### What is required:
Could you rewrite all the items below, putting "GENERATOR" wherever "ALTERNATOR" appears and leaving everything else unchanged?

<<<<

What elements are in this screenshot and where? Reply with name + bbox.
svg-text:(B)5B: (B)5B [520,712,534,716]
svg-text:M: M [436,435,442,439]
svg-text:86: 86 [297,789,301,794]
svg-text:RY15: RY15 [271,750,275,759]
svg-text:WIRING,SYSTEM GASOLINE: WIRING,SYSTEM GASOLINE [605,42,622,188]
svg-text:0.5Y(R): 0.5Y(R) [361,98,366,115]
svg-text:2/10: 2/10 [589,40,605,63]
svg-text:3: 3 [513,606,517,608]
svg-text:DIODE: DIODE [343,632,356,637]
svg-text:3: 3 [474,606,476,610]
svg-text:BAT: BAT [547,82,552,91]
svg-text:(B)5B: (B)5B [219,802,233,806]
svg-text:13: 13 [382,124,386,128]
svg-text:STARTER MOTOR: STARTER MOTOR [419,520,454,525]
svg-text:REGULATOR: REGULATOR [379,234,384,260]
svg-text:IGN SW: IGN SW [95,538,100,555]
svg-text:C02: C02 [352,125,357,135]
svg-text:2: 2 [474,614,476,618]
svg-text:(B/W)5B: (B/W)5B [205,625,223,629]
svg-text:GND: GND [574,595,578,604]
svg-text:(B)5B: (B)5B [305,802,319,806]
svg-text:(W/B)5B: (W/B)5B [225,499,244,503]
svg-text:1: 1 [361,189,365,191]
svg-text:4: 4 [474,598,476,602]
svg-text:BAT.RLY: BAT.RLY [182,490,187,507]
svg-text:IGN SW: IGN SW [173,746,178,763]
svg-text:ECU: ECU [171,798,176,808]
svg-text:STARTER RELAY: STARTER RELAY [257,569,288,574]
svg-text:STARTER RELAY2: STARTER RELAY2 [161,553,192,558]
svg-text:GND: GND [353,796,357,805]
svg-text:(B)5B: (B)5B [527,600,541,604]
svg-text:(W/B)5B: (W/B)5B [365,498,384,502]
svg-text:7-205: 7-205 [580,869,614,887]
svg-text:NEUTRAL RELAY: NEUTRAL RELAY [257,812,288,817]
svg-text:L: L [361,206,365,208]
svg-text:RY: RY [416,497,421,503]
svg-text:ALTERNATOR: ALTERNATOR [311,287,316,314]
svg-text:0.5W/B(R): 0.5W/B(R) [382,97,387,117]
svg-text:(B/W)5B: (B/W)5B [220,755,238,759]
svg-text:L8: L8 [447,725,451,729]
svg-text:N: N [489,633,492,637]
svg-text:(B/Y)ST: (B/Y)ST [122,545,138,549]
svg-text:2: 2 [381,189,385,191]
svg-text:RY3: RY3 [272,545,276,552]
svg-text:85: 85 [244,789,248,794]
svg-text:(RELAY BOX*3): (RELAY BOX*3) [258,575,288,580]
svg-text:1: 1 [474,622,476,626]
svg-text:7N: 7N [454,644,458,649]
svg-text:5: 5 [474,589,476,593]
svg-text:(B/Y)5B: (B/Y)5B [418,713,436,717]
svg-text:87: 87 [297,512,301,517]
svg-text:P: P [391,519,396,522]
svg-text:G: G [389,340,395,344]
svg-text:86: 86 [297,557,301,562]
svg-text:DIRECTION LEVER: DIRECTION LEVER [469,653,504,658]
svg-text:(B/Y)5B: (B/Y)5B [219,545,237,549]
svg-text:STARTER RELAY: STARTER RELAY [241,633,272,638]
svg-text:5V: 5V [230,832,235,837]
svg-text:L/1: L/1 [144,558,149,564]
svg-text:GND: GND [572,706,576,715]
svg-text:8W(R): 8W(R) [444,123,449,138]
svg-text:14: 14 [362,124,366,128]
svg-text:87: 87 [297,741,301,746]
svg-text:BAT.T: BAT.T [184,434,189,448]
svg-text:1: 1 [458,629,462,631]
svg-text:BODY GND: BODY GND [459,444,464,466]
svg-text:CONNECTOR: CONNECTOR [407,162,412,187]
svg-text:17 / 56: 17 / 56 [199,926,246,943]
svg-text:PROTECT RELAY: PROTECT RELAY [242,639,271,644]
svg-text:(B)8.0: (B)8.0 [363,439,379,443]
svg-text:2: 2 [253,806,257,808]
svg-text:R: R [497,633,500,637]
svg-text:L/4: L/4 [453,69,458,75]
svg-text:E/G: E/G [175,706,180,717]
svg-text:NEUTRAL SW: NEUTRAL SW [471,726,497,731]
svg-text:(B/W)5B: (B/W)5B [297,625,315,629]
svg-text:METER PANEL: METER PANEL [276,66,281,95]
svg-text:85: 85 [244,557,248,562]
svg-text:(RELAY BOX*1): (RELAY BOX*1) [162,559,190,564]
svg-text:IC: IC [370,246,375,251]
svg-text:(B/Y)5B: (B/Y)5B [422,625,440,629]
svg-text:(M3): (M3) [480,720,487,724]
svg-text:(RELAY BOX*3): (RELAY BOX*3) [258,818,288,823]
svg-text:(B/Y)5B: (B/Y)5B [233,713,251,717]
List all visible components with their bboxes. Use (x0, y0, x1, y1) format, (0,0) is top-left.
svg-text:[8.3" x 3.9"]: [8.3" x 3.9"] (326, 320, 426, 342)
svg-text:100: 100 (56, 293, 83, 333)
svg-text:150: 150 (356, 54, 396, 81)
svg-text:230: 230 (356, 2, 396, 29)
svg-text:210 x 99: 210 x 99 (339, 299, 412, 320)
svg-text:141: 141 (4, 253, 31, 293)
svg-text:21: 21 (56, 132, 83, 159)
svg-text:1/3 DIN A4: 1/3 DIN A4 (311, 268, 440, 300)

>>>>

### Task answer:
What elements are in this screenshot and where? Reply with name + bbox.
svg-text:(B)5B: (B)5B [520,712,534,716]
svg-text:M: M [436,435,442,439]
svg-text:86: 86 [297,789,301,794]
svg-text:RY15: RY15 [271,750,275,759]
svg-text:WIRING,SYSTEM GASOLINE: WIRING,SYSTEM GASOLINE [605,42,622,188]
svg-text:0.5Y(R): 0.5Y(R) [361,98,366,115]
svg-text:2/10: 2/10 [589,40,605,63]
svg-text:3: 3 [513,606,517,608]
svg-text:DIODE: DIODE [343,632,356,637]
svg-text:3: 3 [474,606,476,610]
svg-text:BAT: BAT [547,82,552,91]
svg-text:(B)5B: (B)5B [219,802,233,806]
svg-text:13: 13 [382,124,386,128]
svg-text:STARTER MOTOR: STARTER MOTOR [419,520,454,525]
svg-text:REGULATOR: REGULATOR [379,234,384,260]
svg-text:IGN SW: IGN SW [95,538,100,555]
svg-text:C02: C02 [352,125,357,135]
svg-text:2: 2 [474,614,476,618]
svg-text:(B/W)5B: (B/W)5B [205,625,223,629]
svg-text:GND: GND [574,595,578,604]
svg-text:(B)5B: (B)5B [305,802,319,806]
svg-text:(W/B)5B: (W/B)5B [225,499,244,503]
svg-text:1: 1 [361,189,365,191]
svg-text:4: 4 [474,598,476,602]
svg-text:BAT.RLY: BAT.RLY [182,490,187,507]
svg-text:IGN SW: IGN SW [173,746,178,763]
svg-text:ECU: ECU [171,798,176,808]
svg-text:STARTER RELAY: STARTER RELAY [257,569,288,574]
svg-text:STARTER RELAY2: STARTER RELAY2 [161,553,192,558]
svg-text:GND: GND [353,796,357,805]
svg-text:(B)5B: (B)5B [527,600,541,604]
svg-text:(W/B)5B: (W/B)5B [365,498,384,502]
svg-text:7-205: 7-205 [580,869,614,887]
svg-text:NEUTRAL RELAY: NEUTRAL RELAY [257,812,288,817]
svg-text:L: L [361,206,365,208]
svg-text:RY: RY [416,497,421,503]
svg-text:GENERATOR: GENERATOR [311,287,316,314]
svg-text:0.5W/B(R): 0.5W/B(R) [382,97,387,117]
svg-text:(B/W)5B: (B/W)5B [220,755,238,759]
svg-text:L8: L8 [447,725,451,729]
svg-text:N: N [489,633,492,637]
svg-text:(B/Y)ST: (B/Y)ST [122,545,138,549]
svg-text:2: 2 [381,189,385,191]
svg-text:RY3: RY3 [272,545,276,552]
svg-text:85: 85 [244,789,248,794]
svg-text:(RELAY BOX*3): (RELAY BOX*3) [258,575,288,580]
svg-text:1: 1 [474,622,476,626]
svg-text:7N: 7N [454,644,458,649]
svg-text:5: 5 [474,589,476,593]
svg-text:(B/Y)5B: (B/Y)5B [418,713,436,717]
svg-text:87: 87 [297,512,301,517]
svg-text:P: P [391,519,396,522]
svg-text:G: G [389,340,395,344]
svg-text:86: 86 [297,557,301,562]
svg-text:DIRECTION LEVER: DIRECTION LEVER [469,653,504,658]
svg-text:(B/Y)5B: (B/Y)5B [219,545,237,549]
svg-text:STARTER RELAY: STARTER RELAY [241,633,272,638]
svg-text:5V: 5V [230,832,235,837]
svg-text:L/1: L/1 [144,558,149,564]
svg-text:GND: GND [572,706,576,715]
svg-text:8W(R): 8W(R) [444,123,449,138]
svg-text:14: 14 [362,124,366,128]
svg-text:87: 87 [297,741,301,746]
svg-text:BAT.T: BAT.T [184,434,189,448]
svg-text:1: 1 [458,629,462,631]
svg-text:BODY GND: BODY GND [459,444,464,466]
svg-text:CONNECTOR: CONNECTOR [407,162,412,187]
svg-text:17 / 56: 17 / 56 [199,926,246,943]
svg-text:PROTECT RELAY: PROTECT RELAY [242,639,271,644]
svg-text:(B)8.0: (B)8.0 [363,439,379,443]
svg-text:2: 2 [253,806,257,808]
svg-text:R: R [497,633,500,637]
svg-text:L/4: L/4 [453,69,458,75]
svg-text:E/G: E/G [175,706,180,717]
svg-text:NEUTRAL SW: NEUTRAL SW [471,726,497,731]
svg-text:(B/W)5B: (B/W)5B [297,625,315,629]
svg-text:METER PANEL: METER PANEL [276,66,281,95]
svg-text:85: 85 [244,557,248,562]
svg-text:(RELAY BOX*1): (RELAY BOX*1) [162,559,190,564]
svg-text:IC: IC [370,246,375,251]
svg-text:(B/Y)5B: (B/Y)5B [422,625,440,629]
svg-text:(M3): (M3) [480,720,487,724]
svg-text:(RELAY BOX*3): (RELAY BOX*3) [258,818,288,823]
svg-text:(B/Y)5B: (B/Y)5B [233,713,251,717]
List all visible components with their bboxes. Use (x0, y0, x1, y1) format, (0,0) is top-left.
svg-text:[8.3" x 3.9"]: [8.3" x 3.9"] (326, 320, 426, 342)
svg-text:100: 100 (56, 293, 83, 333)
svg-text:150: 150 (356, 54, 396, 81)
svg-text:230: 230 (356, 2, 396, 29)
svg-text:210 x 99: 210 x 99 (339, 299, 412, 320)
svg-text:141: 141 (4, 253, 31, 293)
svg-text:21: 21 (56, 132, 83, 159)
svg-text:1/3 DIN A4: 1/3 DIN A4 (311, 268, 440, 300)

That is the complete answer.